──────── Recorded data

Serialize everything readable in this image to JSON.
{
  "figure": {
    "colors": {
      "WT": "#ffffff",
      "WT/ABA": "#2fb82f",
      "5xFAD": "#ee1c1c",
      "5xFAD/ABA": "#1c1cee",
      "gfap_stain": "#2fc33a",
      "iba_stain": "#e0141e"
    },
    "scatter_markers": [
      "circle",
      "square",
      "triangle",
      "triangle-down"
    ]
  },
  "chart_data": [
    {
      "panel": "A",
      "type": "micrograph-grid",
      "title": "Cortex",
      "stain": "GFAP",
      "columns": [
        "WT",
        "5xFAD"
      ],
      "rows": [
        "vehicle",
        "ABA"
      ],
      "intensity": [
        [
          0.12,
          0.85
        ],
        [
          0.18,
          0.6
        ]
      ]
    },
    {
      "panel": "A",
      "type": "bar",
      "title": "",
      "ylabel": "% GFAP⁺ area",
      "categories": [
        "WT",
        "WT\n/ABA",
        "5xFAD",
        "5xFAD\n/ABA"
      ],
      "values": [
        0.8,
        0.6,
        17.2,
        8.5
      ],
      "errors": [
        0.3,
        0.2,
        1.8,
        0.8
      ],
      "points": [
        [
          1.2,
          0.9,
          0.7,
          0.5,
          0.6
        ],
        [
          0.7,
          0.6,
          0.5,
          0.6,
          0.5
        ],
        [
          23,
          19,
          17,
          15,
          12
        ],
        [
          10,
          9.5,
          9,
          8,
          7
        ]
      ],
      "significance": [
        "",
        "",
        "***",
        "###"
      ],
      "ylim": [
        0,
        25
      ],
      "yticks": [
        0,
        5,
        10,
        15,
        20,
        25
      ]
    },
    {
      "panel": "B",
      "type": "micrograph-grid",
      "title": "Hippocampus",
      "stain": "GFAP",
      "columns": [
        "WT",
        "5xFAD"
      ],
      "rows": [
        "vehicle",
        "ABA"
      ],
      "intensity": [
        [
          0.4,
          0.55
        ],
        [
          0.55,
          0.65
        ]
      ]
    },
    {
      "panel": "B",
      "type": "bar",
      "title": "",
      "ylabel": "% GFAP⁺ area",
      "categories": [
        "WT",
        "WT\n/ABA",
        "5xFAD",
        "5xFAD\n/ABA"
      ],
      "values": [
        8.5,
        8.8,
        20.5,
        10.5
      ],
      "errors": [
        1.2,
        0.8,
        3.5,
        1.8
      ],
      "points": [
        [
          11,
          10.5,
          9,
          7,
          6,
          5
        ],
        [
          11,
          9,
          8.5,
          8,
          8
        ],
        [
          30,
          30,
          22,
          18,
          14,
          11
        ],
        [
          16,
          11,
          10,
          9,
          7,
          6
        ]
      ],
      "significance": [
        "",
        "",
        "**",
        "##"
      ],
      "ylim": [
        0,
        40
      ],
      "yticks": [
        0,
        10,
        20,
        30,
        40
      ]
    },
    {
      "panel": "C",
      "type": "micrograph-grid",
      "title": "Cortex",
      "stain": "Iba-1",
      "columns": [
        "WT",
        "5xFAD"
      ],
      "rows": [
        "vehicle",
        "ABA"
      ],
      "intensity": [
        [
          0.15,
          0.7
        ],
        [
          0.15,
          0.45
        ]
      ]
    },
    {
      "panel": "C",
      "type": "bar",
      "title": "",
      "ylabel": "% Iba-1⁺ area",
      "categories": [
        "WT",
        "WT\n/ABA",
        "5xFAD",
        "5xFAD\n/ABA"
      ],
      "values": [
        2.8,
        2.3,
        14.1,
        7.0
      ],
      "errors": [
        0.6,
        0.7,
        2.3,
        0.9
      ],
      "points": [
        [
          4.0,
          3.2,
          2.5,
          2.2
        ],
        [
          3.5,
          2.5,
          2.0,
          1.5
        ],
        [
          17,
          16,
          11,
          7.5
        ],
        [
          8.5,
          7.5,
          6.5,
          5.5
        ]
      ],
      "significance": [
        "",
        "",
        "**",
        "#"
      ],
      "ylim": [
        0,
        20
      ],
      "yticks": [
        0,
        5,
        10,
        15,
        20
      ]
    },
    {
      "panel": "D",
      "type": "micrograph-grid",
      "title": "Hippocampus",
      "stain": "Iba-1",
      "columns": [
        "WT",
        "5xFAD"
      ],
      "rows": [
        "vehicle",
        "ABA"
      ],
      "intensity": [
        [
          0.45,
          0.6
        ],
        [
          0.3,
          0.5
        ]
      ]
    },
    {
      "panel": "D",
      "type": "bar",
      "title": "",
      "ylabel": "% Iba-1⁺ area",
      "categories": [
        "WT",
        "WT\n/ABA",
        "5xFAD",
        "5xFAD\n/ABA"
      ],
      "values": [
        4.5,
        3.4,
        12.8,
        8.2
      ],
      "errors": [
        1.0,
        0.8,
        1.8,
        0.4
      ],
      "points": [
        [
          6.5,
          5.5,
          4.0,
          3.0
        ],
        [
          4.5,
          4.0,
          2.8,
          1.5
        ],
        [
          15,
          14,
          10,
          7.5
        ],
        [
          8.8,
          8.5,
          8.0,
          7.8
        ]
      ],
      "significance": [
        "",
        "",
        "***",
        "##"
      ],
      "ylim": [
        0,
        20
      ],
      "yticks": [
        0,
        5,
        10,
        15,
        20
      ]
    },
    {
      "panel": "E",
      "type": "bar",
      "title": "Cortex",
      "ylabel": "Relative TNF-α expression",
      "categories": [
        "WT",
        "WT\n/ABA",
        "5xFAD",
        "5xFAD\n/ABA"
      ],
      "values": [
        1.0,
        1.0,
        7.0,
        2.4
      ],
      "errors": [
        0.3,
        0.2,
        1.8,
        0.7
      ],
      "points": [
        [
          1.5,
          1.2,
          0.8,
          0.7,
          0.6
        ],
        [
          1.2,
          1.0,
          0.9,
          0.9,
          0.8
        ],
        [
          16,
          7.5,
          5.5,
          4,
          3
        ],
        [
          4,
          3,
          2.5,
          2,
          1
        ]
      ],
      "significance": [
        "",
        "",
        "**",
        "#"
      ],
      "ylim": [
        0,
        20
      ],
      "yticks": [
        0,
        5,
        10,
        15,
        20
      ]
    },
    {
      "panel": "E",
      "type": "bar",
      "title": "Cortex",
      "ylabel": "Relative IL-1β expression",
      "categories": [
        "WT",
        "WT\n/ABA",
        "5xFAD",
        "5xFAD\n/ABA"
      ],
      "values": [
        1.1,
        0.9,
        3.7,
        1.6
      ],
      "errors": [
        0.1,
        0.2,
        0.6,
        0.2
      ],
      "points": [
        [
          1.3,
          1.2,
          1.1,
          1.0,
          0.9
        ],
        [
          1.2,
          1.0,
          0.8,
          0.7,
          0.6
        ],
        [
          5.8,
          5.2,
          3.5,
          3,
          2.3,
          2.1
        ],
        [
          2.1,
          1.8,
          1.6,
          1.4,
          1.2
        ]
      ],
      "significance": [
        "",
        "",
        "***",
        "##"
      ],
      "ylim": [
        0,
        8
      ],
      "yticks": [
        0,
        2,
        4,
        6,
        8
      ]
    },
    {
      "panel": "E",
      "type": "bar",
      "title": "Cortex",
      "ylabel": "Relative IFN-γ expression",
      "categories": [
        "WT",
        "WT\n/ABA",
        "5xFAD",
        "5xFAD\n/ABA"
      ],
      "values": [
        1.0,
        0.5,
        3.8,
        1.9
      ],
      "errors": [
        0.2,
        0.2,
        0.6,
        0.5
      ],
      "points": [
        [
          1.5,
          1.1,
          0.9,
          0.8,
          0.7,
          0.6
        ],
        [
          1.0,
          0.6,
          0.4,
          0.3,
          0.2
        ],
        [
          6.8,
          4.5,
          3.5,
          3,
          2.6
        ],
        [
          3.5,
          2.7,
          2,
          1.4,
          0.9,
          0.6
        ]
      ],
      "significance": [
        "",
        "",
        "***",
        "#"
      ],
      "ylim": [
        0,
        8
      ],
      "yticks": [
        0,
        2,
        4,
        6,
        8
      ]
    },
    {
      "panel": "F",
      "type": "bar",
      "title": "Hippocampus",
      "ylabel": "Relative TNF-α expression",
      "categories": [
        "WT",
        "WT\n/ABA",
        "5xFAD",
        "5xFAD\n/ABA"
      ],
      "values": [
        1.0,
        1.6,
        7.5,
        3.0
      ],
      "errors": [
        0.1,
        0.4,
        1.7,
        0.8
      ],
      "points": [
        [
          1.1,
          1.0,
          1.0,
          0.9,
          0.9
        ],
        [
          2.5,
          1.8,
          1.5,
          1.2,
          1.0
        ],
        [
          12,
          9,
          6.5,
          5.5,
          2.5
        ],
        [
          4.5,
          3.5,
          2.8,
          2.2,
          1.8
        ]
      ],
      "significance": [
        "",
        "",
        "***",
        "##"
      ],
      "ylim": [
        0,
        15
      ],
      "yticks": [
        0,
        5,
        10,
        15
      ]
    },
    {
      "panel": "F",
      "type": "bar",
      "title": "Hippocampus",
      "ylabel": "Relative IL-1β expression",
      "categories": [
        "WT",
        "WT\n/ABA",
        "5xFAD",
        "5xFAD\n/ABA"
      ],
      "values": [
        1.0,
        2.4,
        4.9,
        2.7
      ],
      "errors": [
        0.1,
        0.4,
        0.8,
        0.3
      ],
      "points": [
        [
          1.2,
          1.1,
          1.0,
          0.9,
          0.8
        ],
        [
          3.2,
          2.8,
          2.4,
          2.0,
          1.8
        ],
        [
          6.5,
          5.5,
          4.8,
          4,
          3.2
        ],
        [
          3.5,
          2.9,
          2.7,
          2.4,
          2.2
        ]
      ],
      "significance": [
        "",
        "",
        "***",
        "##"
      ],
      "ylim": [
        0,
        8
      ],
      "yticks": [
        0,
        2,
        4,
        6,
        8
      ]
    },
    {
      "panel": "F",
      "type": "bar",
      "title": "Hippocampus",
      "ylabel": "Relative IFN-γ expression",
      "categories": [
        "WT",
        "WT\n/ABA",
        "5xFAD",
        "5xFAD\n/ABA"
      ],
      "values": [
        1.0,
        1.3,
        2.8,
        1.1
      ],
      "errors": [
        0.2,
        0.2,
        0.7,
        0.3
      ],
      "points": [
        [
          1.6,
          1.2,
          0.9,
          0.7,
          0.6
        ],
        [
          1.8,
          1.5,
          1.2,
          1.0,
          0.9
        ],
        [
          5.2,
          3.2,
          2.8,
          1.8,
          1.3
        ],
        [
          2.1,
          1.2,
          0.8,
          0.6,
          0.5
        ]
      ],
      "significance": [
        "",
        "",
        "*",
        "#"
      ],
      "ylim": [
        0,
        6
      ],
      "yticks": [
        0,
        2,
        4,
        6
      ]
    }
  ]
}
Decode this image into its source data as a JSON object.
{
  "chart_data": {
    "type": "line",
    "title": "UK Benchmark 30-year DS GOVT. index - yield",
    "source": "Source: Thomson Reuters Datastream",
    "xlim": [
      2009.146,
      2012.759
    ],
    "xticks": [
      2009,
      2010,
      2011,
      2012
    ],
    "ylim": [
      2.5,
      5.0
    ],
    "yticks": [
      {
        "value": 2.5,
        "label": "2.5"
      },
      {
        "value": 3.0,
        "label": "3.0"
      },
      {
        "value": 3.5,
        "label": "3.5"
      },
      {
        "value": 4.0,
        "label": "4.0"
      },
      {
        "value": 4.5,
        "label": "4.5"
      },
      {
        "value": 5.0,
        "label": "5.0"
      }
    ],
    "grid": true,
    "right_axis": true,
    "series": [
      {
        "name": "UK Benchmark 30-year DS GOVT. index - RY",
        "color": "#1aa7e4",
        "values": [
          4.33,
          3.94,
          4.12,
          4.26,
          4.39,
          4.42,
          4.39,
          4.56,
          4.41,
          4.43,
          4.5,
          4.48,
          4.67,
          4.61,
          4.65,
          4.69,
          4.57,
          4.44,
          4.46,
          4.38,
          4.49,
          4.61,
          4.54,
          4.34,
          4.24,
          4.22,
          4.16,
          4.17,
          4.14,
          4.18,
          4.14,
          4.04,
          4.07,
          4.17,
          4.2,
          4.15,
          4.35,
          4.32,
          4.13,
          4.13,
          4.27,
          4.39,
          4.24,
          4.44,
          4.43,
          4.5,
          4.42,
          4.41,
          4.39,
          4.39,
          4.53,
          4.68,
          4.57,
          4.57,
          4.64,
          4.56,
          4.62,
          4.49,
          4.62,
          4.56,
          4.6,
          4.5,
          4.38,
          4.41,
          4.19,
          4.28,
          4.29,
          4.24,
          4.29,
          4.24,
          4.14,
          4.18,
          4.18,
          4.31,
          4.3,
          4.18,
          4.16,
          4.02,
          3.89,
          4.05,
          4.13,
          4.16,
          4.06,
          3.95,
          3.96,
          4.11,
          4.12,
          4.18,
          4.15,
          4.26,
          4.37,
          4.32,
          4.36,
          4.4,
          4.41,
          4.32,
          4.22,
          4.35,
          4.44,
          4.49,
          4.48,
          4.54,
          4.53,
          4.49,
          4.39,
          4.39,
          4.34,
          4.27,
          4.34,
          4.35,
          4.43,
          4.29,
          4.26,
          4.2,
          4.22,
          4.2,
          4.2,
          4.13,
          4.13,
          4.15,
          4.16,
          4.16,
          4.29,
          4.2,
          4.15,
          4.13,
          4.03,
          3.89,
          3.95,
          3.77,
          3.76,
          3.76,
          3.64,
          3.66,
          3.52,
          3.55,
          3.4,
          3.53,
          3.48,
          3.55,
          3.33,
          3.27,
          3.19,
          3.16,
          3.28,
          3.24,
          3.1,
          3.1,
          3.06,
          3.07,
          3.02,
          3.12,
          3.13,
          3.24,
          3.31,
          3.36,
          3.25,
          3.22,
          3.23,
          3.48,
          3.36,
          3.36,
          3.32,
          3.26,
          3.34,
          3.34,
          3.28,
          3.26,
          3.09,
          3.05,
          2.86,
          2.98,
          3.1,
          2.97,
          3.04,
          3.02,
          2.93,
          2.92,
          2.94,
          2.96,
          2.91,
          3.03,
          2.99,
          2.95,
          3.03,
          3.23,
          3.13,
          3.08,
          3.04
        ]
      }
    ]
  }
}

────────────────

* **Task goal**
Copy down every line of the material above that includes the string "year".

* **The solution**
    "title": "UK Benchmark 30-year DS GOVT. index - yield",
        "name": "UK Benchmark 30-year DS GOVT. index - RY",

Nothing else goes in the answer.